»»
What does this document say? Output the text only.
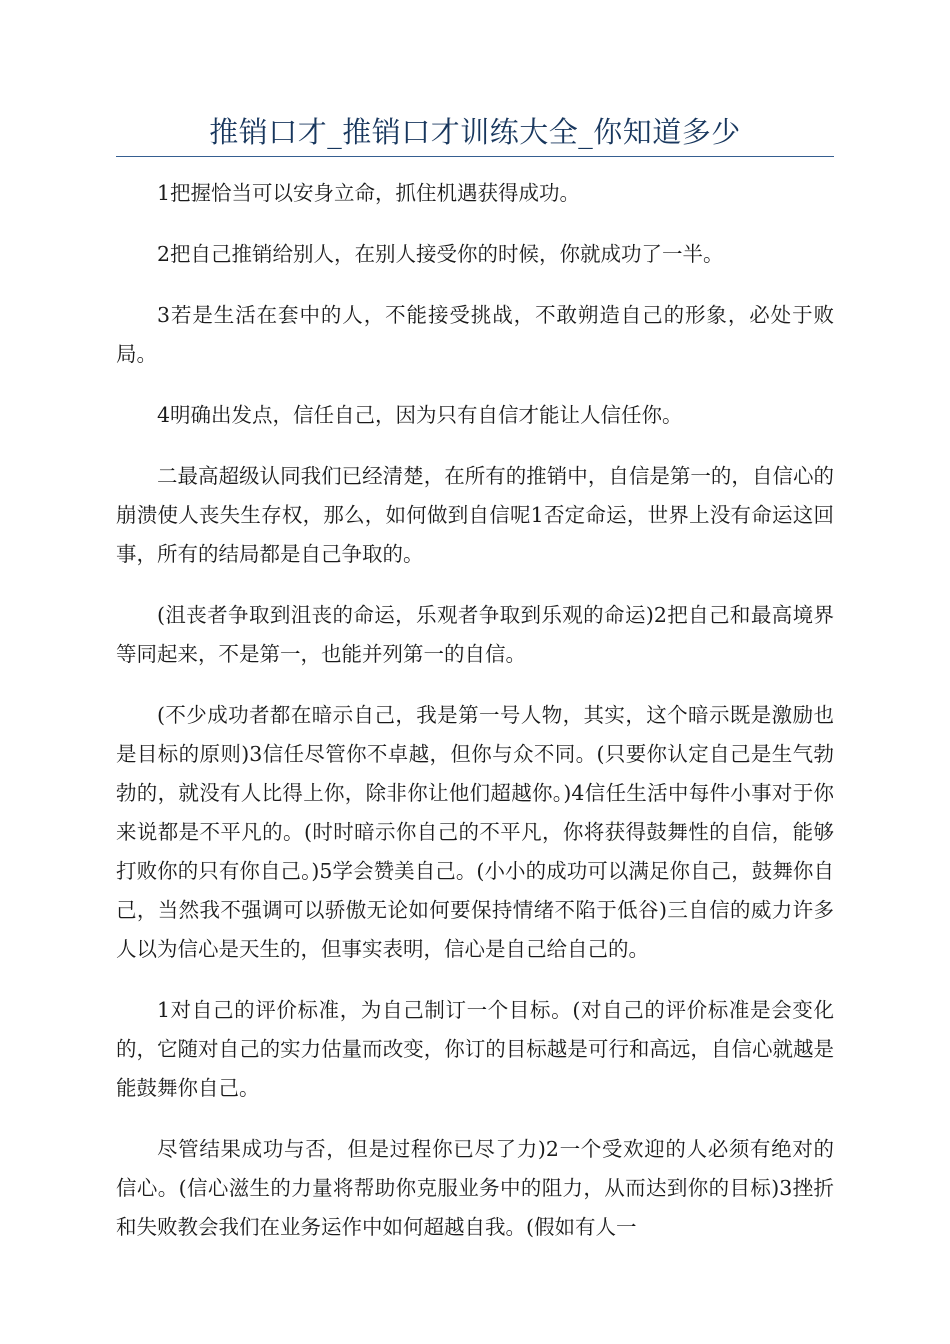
推销口才_推销口才训练大全_你知道多少

1把握恰当可以安身立命，抓住机遇获得成功。

2把自己推销给别人，在别人接受你的时候，你就成功了一半。

3若是生活在套中的人，不能接受挑战，不敢朔造自己的形象，必处于败局。

4明确出发点，信任自己，因为只有自信才能让人信任你。

二最高超级认同我们已经清楚，在所有的推销中，自信是第一的，自信心的崩溃使人丧失生存权，那么，如何做到自信呢1否定命运，世界上没有命运这回事，所有的结局都是自己争取的。

(沮丧者争取到沮丧的命运，乐观者争取到乐观的命运)2把自己和最高境界等同起来，不是第一，也能并列第一的自信。

(不少成功者都在暗示自己，我是第一号人物，其实，这个暗示既是激励也是目标的原则)3信任尽管你不卓越，但你与众不同。(只要你认定自己是生气勃勃的，就没有人比得上你，除非你让他们超越你。)4信任生活中每件小事对于你来说都是不平凡的。(时时暗示你自己的不平凡，你将获得鼓舞性的自信，能够打败你的只有你自己。)5学会赞美自己。(小小的成功可以满足你自己，鼓舞你自己，当然我不强调可以骄傲无论如何要保持情绪不陷于低谷)三自信的威力许多人以为信心是天生的，但事实表明，信心是自己给自己的。

1对自己的评价标准，为自己制订一个目标。(对自己的评价标准是会变化的，它随对自己的实力估量而改变，你订的目标越是可行和高远，自信心就越是能鼓舞你自己。

尽管结果成功与否，但是过程你已尽了力)2一个受欢迎的人必须有绝对的信心。(信心滋生的力量将帮助你克服业务中的阻力，从而达到你的目标)3挫折和失败教会我们在业务运作中如何超越自我。(假如有人一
««
Verbatim reproduction of every record is required; images are left out.

◆ **TASK RESPONSE**:
What does this document say? Output the text only.
推销口才_推销口才训练大全_你知道多少

1把握恰当可以安身立命，抓住机遇获得成功。

2把自己推销给别人，在别人接受你的时候，你就成功了一半。

3若是生活在套中的人，不能接受挑战，不敢朔造自己的形象，必处于败局。

4明确出发点，信任自己，因为只有自信才能让人信任你。

二最高超级认同我们已经清楚，在所有的推销中，自信是第一的，自信心的崩溃使人丧失生存权，那么，如何做到自信呢1否定命运，世界上没有命运这回事，所有的结局都是自己争取的。

(沮丧者争取到沮丧的命运，乐观者争取到乐观的命运)2把自己和最高境界等同起来，不是第一，也能并列第一的自信。

(不少成功者都在暗示自己，我是第一号人物，其实，这个暗示既是激励也是目标的原则)3信任尽管你不卓越，但你与众不同。(只要你认定自己是生气勃勃的，就没有人比得上你，除非你让他们超越你。)4信任生活中每件小事对于你来说都是不平凡的。(时时暗示你自己的不平凡，你将获得鼓舞性的自信，能够打败你的只有你自己。)5学会赞美自己。(小小的成功可以满足你自己，鼓舞你自己，当然我不强调可以骄傲无论如何要保持情绪不陷于低谷)三自信的威力许多人以为信心是天生的，但事实表明，信心是自己给自己的。

1对自己的评价标准，为自己制订一个目标。(对自己的评价标准是会变化的，它随对自己的实力估量而改变，你订的目标越是可行和高远，自信心就越是能鼓舞你自己。

尽管结果成功与否，但是过程你已尽了力)2一个受欢迎的人必须有绝对的信心。(信心滋生的力量将帮助你克服业务中的阻力，从而达到你的目标)3挫折和失败教会我们在业务运作中如何超越自我。(假如有人一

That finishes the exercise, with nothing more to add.